### WHAT YOU SHOULD DO
Find the lines with the string "image" and return them.

### PROVIDED RECORDS
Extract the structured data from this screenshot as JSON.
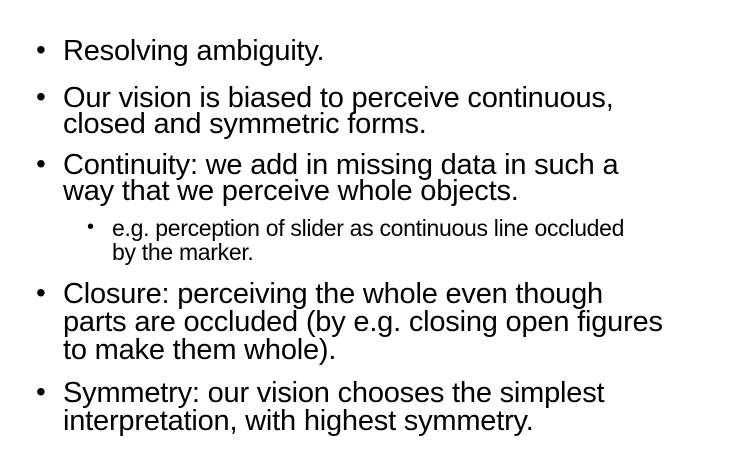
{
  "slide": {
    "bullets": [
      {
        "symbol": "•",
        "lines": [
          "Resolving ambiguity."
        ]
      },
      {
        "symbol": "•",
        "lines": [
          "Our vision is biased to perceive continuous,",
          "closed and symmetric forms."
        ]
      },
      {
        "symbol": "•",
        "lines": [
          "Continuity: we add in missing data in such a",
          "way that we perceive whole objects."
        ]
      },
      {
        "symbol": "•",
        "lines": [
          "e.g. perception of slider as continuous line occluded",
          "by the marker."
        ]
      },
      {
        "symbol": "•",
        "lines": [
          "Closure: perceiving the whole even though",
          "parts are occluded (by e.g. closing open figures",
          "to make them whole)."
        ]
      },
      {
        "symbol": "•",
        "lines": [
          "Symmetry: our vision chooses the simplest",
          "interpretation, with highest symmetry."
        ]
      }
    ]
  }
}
==
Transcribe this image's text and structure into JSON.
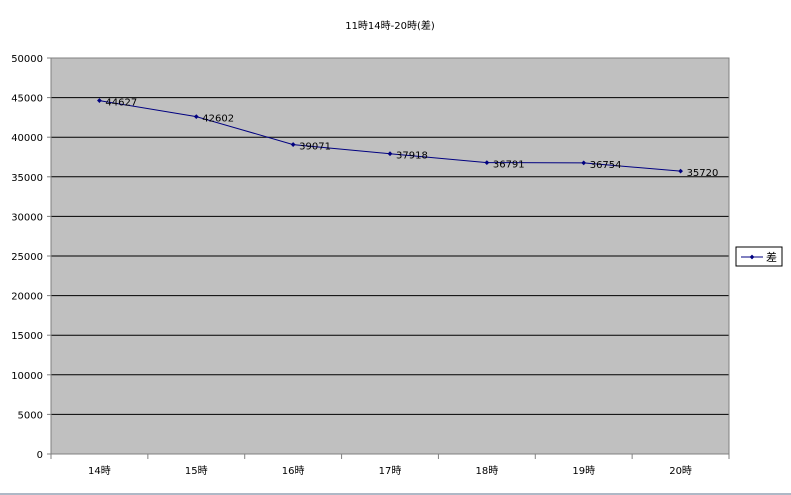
...
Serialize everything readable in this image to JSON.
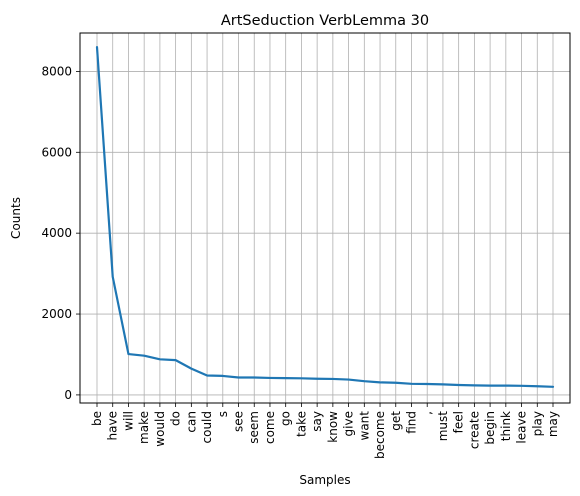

### TASK RESULT
Transcribe this image's text and structure into JSON.
Serialize everything readable in this image to JSON.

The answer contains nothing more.